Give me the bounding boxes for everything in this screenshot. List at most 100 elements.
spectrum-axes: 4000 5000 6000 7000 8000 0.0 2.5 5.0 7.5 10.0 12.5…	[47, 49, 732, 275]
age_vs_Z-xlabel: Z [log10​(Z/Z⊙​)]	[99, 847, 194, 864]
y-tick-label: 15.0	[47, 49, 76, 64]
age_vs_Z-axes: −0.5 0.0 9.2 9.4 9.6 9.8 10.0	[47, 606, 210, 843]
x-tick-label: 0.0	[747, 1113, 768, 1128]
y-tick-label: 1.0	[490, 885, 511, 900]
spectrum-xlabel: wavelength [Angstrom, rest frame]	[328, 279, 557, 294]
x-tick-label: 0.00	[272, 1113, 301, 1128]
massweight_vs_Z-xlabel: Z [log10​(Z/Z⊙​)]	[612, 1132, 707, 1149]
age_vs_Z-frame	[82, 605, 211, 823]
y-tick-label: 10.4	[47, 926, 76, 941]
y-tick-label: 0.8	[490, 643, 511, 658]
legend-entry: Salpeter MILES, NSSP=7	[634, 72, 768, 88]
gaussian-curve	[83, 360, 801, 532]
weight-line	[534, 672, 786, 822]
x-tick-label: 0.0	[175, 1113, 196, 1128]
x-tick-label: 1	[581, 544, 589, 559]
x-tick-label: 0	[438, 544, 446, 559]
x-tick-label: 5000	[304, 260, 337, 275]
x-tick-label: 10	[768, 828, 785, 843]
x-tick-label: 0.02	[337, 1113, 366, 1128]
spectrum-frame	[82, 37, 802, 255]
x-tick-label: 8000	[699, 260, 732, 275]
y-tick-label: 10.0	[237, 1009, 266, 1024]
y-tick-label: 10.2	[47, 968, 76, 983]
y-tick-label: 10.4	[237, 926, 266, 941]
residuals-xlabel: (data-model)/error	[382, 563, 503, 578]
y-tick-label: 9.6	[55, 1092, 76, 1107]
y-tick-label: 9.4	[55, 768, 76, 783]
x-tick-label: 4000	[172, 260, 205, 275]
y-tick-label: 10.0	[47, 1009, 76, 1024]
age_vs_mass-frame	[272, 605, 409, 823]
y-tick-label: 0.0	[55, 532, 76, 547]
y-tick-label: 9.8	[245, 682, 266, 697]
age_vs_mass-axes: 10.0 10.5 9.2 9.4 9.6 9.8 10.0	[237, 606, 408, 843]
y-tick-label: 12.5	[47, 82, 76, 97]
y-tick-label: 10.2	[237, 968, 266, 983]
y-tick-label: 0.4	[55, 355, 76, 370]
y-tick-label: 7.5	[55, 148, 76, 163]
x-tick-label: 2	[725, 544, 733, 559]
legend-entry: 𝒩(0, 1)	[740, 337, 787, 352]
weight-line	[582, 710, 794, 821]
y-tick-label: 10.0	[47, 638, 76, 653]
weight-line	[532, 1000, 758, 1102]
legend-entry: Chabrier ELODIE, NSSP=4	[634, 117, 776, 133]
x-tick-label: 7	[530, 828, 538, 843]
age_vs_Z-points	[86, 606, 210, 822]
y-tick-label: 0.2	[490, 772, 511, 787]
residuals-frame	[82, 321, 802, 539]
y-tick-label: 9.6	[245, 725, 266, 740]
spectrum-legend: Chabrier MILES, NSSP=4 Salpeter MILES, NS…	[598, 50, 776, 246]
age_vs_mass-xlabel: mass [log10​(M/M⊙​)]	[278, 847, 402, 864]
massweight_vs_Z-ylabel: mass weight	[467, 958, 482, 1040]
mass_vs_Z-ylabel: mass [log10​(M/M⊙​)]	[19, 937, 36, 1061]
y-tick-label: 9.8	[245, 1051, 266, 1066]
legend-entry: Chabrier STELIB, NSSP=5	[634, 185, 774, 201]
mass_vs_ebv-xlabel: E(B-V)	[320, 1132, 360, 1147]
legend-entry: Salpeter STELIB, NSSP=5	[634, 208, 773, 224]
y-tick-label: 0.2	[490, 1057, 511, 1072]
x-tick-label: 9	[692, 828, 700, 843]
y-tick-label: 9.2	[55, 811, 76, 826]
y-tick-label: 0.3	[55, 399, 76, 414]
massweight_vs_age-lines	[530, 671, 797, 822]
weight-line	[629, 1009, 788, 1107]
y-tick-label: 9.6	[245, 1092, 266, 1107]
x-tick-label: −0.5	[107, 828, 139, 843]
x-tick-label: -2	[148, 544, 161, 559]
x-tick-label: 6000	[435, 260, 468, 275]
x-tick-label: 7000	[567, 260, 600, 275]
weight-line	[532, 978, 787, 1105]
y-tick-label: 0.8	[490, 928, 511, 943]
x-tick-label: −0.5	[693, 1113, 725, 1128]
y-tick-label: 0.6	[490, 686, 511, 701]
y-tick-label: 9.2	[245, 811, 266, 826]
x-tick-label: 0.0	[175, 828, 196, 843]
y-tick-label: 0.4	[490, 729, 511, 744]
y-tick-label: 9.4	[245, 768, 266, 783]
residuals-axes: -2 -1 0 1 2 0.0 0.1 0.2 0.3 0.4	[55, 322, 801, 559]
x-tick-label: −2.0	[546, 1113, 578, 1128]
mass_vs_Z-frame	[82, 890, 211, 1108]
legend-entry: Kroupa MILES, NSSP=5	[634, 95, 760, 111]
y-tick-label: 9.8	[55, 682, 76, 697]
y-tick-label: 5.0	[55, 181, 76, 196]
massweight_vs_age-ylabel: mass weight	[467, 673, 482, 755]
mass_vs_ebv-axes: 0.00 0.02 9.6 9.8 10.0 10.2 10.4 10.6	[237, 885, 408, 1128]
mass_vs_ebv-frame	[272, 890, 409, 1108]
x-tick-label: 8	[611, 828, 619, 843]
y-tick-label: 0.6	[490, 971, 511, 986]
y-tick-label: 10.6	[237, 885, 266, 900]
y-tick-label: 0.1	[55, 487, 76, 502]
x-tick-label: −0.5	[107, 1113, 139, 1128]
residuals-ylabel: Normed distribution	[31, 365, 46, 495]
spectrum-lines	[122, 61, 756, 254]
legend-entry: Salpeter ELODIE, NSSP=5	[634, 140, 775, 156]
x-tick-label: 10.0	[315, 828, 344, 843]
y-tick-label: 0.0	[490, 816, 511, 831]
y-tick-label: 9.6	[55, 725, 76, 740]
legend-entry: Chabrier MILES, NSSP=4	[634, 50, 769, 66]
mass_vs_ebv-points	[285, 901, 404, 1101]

+ + +

▶ **Task details**:
Which lines of the items above contain the string "Chabrier"? Return each of them in full.

▶ **Complete answer**:
legend-entry: Chabrier ELODIE, NSSP=4	[634, 117, 776, 133]
spectrum-legend: Chabrier MILES, NSSP=4 Salpeter MILES, NS…	[598, 50, 776, 246]
legend-entry: Chabrier STELIB, NSSP=5	[634, 185, 774, 201]
legend-entry: Chabrier MILES, NSSP=4	[634, 50, 769, 66]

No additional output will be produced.